Task to carry out: Copy each line exactly.

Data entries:
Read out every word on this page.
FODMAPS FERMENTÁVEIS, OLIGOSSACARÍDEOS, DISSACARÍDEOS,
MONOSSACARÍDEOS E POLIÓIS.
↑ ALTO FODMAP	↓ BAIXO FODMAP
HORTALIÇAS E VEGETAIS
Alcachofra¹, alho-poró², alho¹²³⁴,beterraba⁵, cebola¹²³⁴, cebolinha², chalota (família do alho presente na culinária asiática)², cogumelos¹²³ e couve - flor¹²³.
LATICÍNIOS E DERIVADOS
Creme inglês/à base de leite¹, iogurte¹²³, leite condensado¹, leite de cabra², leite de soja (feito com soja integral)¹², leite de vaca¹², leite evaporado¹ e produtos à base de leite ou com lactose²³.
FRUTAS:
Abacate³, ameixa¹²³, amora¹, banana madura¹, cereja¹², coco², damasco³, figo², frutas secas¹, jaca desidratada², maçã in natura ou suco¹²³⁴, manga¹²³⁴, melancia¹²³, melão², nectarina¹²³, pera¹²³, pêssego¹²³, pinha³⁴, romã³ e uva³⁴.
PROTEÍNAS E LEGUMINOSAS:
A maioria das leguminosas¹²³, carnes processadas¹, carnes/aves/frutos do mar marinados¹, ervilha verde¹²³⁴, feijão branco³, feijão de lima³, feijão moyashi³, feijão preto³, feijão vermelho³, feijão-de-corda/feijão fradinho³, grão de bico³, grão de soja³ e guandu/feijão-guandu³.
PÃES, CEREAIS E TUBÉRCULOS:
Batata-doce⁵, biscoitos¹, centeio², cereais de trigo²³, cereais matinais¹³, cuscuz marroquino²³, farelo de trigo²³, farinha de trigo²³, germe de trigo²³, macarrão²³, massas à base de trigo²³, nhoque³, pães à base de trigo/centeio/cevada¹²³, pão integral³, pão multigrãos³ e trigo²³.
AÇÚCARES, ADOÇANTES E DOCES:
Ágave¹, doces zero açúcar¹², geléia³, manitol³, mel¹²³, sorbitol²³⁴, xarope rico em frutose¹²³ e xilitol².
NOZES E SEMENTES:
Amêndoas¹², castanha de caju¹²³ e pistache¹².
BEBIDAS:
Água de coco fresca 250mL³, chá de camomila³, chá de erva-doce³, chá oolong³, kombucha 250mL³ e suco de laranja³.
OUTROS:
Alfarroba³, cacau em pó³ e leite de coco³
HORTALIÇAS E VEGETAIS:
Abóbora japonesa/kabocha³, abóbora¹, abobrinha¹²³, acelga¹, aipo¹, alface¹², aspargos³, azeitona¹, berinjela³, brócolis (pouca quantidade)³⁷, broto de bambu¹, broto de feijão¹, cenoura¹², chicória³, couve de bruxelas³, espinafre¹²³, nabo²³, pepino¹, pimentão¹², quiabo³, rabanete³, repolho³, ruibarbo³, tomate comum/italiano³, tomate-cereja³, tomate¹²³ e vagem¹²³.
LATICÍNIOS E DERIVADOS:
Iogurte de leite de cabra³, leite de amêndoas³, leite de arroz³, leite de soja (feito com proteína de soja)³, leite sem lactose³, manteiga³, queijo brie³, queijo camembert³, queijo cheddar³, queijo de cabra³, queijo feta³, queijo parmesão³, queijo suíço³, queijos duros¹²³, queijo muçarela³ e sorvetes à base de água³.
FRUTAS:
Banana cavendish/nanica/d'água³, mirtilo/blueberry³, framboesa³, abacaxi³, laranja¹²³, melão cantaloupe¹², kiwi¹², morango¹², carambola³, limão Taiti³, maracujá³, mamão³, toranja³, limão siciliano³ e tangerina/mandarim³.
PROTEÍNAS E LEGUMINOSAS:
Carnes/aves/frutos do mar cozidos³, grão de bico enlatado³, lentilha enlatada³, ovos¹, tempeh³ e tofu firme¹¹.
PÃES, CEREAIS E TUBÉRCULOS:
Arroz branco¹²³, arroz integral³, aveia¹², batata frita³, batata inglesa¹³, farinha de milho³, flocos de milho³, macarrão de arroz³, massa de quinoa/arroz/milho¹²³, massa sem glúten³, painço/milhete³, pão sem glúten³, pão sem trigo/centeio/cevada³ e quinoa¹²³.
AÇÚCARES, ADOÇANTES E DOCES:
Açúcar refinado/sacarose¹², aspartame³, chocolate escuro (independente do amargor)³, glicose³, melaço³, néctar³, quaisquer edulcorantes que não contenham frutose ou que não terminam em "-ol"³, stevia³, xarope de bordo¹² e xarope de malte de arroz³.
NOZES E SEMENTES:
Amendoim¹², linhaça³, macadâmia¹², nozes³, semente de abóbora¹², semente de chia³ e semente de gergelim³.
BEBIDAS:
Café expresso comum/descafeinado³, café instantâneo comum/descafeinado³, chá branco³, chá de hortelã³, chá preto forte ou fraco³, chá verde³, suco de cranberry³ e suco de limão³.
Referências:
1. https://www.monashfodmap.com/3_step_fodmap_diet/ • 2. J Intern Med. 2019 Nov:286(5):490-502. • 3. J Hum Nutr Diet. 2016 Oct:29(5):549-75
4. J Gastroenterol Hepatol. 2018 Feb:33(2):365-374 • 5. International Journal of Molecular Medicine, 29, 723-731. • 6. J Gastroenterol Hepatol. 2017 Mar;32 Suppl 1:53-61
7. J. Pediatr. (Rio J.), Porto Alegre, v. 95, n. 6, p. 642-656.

Response to this exercise:
Read out every word on this page.
FODMAPS FERMENTÁVEIS, OLIGOSSACARÍDEOS, DISSACARÍDEOS,
MONOSSACARÍDEOS E POLIÓIS.
↑ ALTO FODMAP	↓ BAIXO FODMAP
HORTALIÇAS E VEGETAIS
Alcachofra¹, alho-poró², alho¹²³⁴,beterraba⁵, cebola¹²³⁴, cebolinha², chalota (família do alho presente na culinária asiática)², cogumelos¹²³ e couve - flor¹²³.
LATICÍNIOS E DERIVADOS
Creme inglês/à base de leite¹, iogurte¹²³, leite condensado¹, leite de cabra², leite de soja (feito com soja integral)¹², leite de vaca¹², leite evaporado¹ e produtos à base de leite ou com lactose²³.
FRUTAS:
Abacate³, ameixa¹²³, amora¹, banana madura¹, cereja¹², coco², damasco³, figo², frutas secas¹, jaca desidratada², maçã in natura ou suco¹²³⁴, manga¹²³⁴, melancia¹²³, melão², nectarina¹²³, pera¹²³, pêssego¹²³, pinha³⁴, romã³ e uva³⁴.
PROTEÍNAS E LEGUMINOSAS:
A maioria das leguminosas¹²³, carnes processadas¹, carnes/aves/frutos do mar marinados¹, ervilha verde¹²³⁴, feijão branco³, feijão de lima³, feijão moyashi³, feijão preto³, feijão vermelho³, feijão-de-corda/feijão fradinho³, grão de bico³, grão de soja³ e guandu/feijão-guandu³.
PÃES, CEREAIS E TUBÉRCULOS:
Batata-doce⁵, biscoitos¹, centeio², cereais de trigo²³, cereais matinais¹³, cuscuz marroquino²³, farelo de trigo²³, farinha de trigo²³, germe de trigo²³, macarrão²³, massas à base de trigo²³, nhoque³, pães à base de trigo/centeio/cevada¹²³, pão integral³, pão multigrãos³ e trigo²³.
AÇÚCARES, ADOÇANTES E DOCES:
Ágave¹, doces zero açúcar¹², geléia³, manitol³, mel¹²³, sorbitol²³⁴, xarope rico em frutose¹²³ e xilitol².
NOZES E SEMENTES:
Amêndoas¹², castanha de caju¹²³ e pistache¹².
BEBIDAS:
Água de coco fresca 250mL³, chá de camomila³, chá de erva-doce³, chá oolong³, kombucha 250mL³ e suco de laranja³.
OUTROS:
Alfarroba³, cacau em pó³ e leite de coco³
HORTALIÇAS E VEGETAIS:
Abóbora japonesa/kabocha³, abóbora¹, abobrinha¹²³, acelga¹, aipo¹, alface¹², aspargos³, azeitona¹, berinjela³, brócolis (pouca quantidade)³⁷, broto de bambu¹, broto de feijão¹, cenoura¹², chicória³, couve de bruxelas³, espinafre¹²³, nabo²³, pepino¹, pimentão¹², quiabo³, rabanete³, repolho³, ruibarbo³, tomate comum/italiano³, tomate-cereja³, tomate¹²³ e vagem¹²³.
LATICÍNIOS E DERIVADOS:
Iogurte de leite de cabra³, leite de amêndoas³, leite de arroz³, leite de soja (feito com proteína de soja)³, leite sem lactose³, manteiga³, queijo brie³, queijo camembert³, queijo cheddar³, queijo de cabra³, queijo feta³, queijo parmesão³, queijo suíço³, queijos duros¹²³, queijo muçarela³ e sorvetes à base de água³.
FRUTAS:
Banana cavendish/nanica/d'água³, mirtilo/blueberry³, framboesa³, abacaxi³, laranja¹²³, melão cantaloupe¹², kiwi¹², morango¹², carambola³, limão Taiti³, maracujá³, mamão³, toranja³, limão siciliano³ e tangerina/mandarim³.
PROTEÍNAS E LEGUMINOSAS:
Carnes/aves/frutos do mar cozidos³, grão de bico enlatado³, lentilha enlatada³, ovos¹, tempeh³ e tofu firme¹¹.
PÃES, CEREAIS E TUBÉRCULOS:
Arroz branco¹²³, arroz integral³, aveia¹², batata frita³, batata inglesa¹³, farinha de milho³, flocos de milho³, macarrão de arroz³, massa de quinoa/arroz/milho¹²³, massa sem glúten³, painço/milhete³, pão sem glúten³, pão sem trigo/centeio/cevada³ e quinoa¹²³.
AÇÚCARES, ADOÇANTES E DOCES:
Açúcar refinado/sacarose¹², aspartame³, chocolate escuro (independente do amargor)³, glicose³, melaço³, néctar³, quaisquer edulcorantes que não contenham frutose ou que não terminam em "-ol"³, stevia³, xarope de bordo¹² e xarope de malte de arroz³.
NOZES E SEMENTES:
Amendoim¹², linhaça³, macadâmia¹², nozes³, semente de abóbora¹², semente de chia³ e semente de gergelim³.
BEBIDAS:
Café expresso comum/descafeinado³, café instantâneo comum/descafeinado³, chá branco³, chá de hortelã³, chá preto forte ou fraco³, chá verde³, suco de cranberry³ e suco de limão³.
Referências:
1. https://www.monashfodmap.com/3_step_fodmap_diet/ • 2. J Intern Med. 2019 Nov:286(5):490-502. • 3. J Hum Nutr Diet. 2016 Oct:29(5):549-75
4. J Gastroenterol Hepatol. 2018 Feb:33(2):365-374 • 5. International Journal of Molecular Medicine, 29, 723-731. • 6. J Gastroenterol Hepatol. 2017 Mar;32 Suppl 1:53-61
7. J. Pediatr. (Rio J.), Porto Alegre, v. 95, n. 6, p. 642-656.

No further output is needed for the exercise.